WHAT YOU NEED TO DO >> Which lines have the string "Avance"? Copy all of them from the entries below.

RECORDS SUPPLIED >>

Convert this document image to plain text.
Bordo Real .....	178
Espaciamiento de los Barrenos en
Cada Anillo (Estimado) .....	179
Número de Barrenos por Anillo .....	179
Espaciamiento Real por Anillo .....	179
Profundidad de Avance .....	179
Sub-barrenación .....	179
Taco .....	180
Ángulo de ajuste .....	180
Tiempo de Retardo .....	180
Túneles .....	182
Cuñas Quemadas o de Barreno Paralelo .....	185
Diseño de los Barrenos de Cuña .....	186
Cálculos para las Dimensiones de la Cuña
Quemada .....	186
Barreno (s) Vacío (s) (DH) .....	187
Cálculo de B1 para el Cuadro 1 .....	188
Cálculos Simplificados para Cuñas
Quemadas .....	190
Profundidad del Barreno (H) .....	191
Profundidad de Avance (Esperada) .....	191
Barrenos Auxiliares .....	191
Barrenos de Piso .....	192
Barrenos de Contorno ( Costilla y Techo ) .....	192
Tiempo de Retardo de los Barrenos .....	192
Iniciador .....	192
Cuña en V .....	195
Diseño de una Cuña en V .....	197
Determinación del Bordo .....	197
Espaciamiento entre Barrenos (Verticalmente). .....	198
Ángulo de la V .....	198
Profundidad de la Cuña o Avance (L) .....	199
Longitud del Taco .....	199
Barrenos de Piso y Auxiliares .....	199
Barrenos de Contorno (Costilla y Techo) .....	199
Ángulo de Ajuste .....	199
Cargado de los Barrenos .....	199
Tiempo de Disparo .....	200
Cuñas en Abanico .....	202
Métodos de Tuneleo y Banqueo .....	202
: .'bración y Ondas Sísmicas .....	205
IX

---

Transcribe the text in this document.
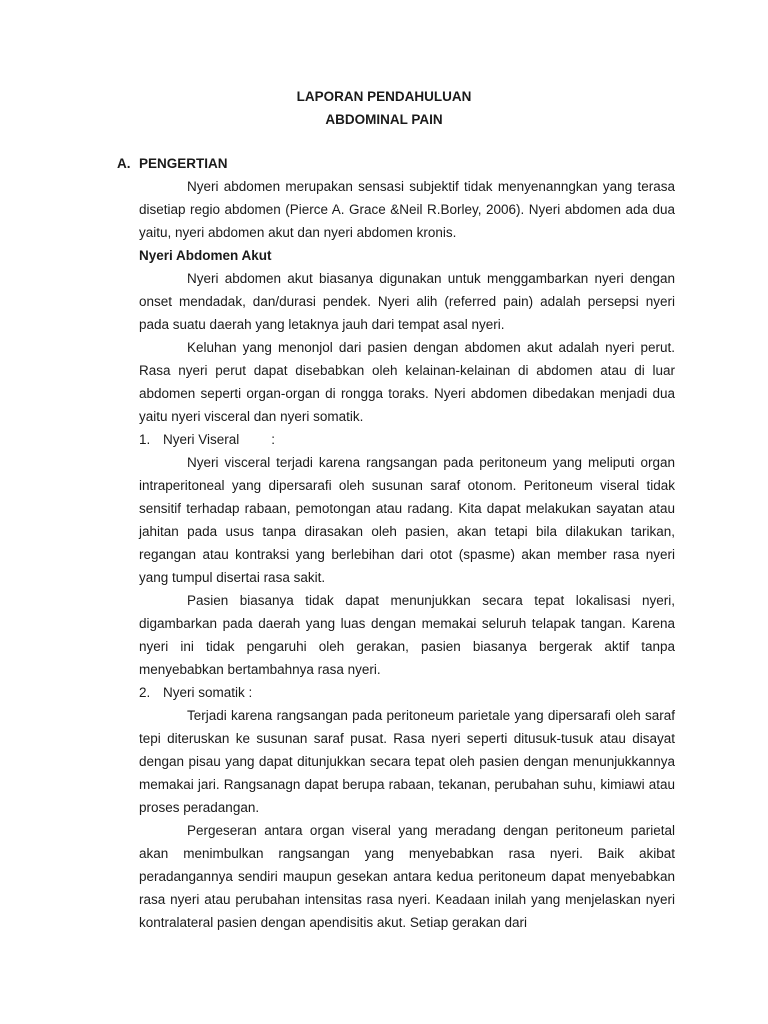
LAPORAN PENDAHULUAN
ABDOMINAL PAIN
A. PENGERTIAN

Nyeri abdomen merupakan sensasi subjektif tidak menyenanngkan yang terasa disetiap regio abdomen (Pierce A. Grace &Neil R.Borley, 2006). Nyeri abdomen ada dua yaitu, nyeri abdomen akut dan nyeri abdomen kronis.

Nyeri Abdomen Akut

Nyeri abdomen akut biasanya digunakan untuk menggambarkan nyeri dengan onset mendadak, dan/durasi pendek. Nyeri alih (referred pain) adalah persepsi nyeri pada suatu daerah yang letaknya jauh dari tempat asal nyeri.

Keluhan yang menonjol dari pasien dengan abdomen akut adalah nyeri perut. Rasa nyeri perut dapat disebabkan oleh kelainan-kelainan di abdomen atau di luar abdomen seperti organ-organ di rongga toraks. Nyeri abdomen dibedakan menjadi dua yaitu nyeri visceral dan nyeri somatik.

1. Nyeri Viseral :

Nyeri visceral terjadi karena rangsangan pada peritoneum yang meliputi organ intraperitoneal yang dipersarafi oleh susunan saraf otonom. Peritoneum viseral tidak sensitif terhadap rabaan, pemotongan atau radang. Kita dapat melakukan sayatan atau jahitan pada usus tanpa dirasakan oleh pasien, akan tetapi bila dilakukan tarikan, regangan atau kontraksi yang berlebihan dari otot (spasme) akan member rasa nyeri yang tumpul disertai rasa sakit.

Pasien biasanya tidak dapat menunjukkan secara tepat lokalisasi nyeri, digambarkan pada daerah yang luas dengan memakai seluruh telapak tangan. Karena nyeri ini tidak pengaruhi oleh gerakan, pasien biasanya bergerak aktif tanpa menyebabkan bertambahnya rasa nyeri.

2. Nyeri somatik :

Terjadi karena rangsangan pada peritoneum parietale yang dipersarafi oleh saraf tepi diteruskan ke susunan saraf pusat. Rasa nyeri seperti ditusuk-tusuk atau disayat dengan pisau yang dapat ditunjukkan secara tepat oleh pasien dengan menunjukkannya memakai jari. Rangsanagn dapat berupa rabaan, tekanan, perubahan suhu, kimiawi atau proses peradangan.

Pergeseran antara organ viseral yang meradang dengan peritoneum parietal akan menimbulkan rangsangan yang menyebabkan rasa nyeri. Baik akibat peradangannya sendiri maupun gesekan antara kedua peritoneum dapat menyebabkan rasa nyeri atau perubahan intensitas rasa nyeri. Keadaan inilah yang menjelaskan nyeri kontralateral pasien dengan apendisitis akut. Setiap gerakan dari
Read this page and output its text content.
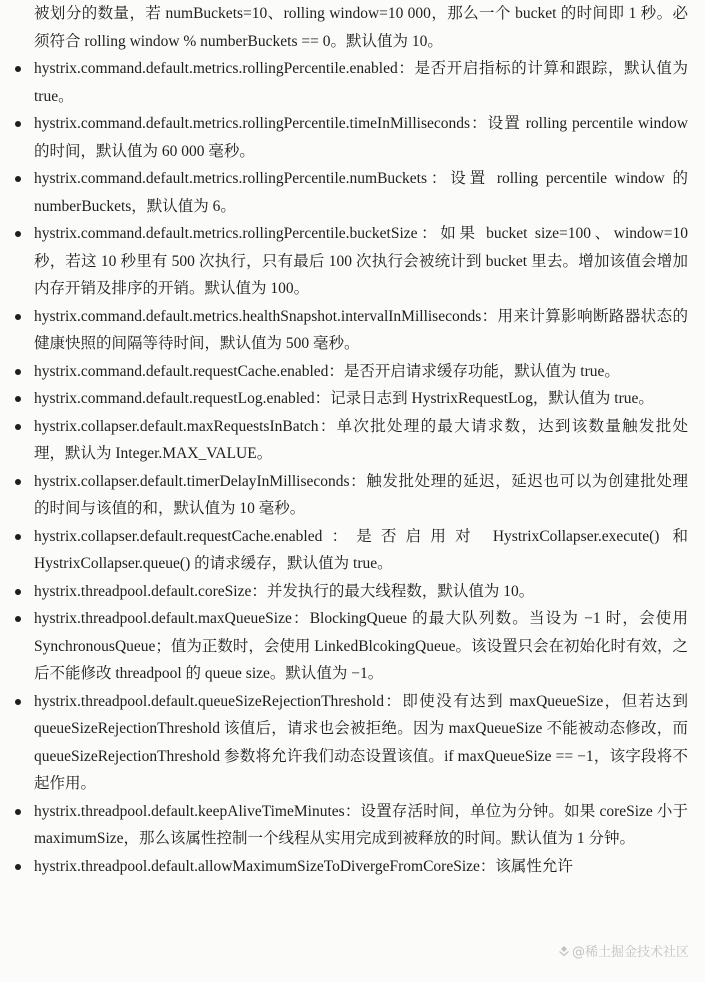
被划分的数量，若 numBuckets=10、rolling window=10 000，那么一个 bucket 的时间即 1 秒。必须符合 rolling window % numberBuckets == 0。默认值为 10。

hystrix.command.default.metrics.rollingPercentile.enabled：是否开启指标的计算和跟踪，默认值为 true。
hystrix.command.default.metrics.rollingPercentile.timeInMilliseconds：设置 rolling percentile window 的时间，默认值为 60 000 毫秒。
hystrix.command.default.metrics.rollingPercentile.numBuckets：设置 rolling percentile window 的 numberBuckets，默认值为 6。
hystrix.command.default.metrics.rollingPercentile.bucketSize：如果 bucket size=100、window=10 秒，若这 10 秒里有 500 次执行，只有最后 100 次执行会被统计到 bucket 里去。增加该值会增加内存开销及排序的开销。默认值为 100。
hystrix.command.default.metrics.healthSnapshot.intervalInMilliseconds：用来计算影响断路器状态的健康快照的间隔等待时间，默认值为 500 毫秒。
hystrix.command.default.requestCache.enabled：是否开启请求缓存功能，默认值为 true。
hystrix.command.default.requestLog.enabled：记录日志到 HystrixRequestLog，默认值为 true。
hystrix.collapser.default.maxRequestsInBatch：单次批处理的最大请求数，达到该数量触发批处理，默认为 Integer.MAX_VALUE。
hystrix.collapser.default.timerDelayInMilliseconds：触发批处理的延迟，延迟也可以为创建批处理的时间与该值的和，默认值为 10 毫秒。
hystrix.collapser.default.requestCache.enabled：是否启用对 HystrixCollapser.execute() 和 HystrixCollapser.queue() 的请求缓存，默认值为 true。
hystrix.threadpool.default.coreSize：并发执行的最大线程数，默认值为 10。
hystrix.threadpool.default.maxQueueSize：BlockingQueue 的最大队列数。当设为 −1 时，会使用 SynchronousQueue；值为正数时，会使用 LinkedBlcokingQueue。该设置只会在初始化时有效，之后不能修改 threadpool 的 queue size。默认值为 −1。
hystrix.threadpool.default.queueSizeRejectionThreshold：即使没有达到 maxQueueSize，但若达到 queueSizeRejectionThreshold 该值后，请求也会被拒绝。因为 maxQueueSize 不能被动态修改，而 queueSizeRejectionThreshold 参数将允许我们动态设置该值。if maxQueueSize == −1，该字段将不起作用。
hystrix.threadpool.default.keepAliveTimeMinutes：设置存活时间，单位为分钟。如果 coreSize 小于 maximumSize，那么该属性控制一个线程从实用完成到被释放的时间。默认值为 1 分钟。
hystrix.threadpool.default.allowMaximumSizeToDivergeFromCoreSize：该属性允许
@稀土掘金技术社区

RESULT >>
Profundidad de Avance .....	179
Profundidad de Avance (Esperada) .....	191
Profundidad de la Cuña o Avance (L) .....	199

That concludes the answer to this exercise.